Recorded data
--------------------------------------------------
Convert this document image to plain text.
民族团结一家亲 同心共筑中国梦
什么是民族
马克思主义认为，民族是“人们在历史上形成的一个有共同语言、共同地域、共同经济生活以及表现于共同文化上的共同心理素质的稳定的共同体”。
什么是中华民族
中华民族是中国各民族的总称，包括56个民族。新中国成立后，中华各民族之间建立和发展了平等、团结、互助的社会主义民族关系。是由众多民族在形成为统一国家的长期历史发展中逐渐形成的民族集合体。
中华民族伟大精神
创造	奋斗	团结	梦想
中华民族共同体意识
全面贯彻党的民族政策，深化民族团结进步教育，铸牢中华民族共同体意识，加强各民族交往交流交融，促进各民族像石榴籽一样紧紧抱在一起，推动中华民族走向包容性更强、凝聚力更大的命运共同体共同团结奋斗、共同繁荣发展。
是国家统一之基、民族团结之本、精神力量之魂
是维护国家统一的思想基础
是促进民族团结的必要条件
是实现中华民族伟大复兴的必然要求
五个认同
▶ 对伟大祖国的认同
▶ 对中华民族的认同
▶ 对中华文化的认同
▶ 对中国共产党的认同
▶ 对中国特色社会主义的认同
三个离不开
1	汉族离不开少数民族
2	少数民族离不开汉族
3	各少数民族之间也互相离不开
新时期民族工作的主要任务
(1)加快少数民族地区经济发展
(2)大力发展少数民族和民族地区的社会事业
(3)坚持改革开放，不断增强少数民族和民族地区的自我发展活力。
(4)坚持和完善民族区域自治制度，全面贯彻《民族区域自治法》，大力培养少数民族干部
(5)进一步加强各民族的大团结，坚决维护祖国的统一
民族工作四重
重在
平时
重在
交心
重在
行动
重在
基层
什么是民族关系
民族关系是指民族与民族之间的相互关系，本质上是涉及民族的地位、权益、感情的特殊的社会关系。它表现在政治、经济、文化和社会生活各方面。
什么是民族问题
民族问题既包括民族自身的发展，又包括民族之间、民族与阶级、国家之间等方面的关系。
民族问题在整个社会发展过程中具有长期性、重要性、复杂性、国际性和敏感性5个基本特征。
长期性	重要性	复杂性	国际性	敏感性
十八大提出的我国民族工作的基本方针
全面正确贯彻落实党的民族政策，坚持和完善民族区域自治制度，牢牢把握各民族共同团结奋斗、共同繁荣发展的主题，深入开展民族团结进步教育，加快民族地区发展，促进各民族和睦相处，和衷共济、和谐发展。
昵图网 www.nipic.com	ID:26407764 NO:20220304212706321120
--------------------------------------------------
> EXERCISE
Retype every entry word for word.

> OUTPUT FOR THIS TASK
Convert this document image to plain text.
民族团结一家亲 同心共筑中国梦
什么是民族
马克思主义认为，民族是“人们在历史上形成的一个有共同语言、共同地域、共同经济生活以及表现于共同文化上的共同心理素质的稳定的共同体”。
什么是中华民族
中华民族是中国各民族的总称，包括56个民族。新中国成立后，中华各民族之间建立和发展了平等、团结、互助的社会主义民族关系。是由众多民族在形成为统一国家的长期历史发展中逐渐形成的民族集合体。
中华民族伟大精神
创造	奋斗	团结	梦想
中华民族共同体意识
全面贯彻党的民族政策，深化民族团结进步教育，铸牢中华民族共同体意识，加强各民族交往交流交融，促进各民族像石榴籽一样紧紧抱在一起，推动中华民族走向包容性更强、凝聚力更大的命运共同体共同团结奋斗、共同繁荣发展。
是国家统一之基、民族团结之本、精神力量之魂
是维护国家统一的思想基础
是促进民族团结的必要条件
是实现中华民族伟大复兴的必然要求
五个认同
▶ 对伟大祖国的认同
▶ 对中华民族的认同
▶ 对中华文化的认同
▶ 对中国共产党的认同
▶ 对中国特色社会主义的认同
三个离不开
1	汉族离不开少数民族
2	少数民族离不开汉族
3	各少数民族之间也互相离不开
新时期民族工作的主要任务
(1)加快少数民族地区经济发展
(2)大力发展少数民族和民族地区的社会事业
(3)坚持改革开放，不断增强少数民族和民族地区的自我发展活力。
(4)坚持和完善民族区域自治制度，全面贯彻《民族区域自治法》，大力培养少数民族干部
(5)进一步加强各民族的大团结，坚决维护祖国的统一
民族工作四重
重在
平时
重在
交心
重在
行动
重在
基层
什么是民族关系
民族关系是指民族与民族之间的相互关系，本质上是涉及民族的地位、权益、感情的特殊的社会关系。它表现在政治、经济、文化和社会生活各方面。
什么是民族问题
民族问题既包括民族自身的发展，又包括民族之间、民族与阶级、国家之间等方面的关系。
民族问题在整个社会发展过程中具有长期性、重要性、复杂性、国际性和敏感性5个基本特征。
长期性	重要性	复杂性	国际性	敏感性
十八大提出的我国民族工作的基本方针
全面正确贯彻落实党的民族政策，坚持和完善民族区域自治制度，牢牢把握各民族共同团结奋斗、共同繁荣发展的主题，深入开展民族团结进步教育，加快民族地区发展，促进各民族和睦相处，和衷共济、和谐发展。
昵图网 www.nipic.com	ID:26407764 NO:20220304212706321120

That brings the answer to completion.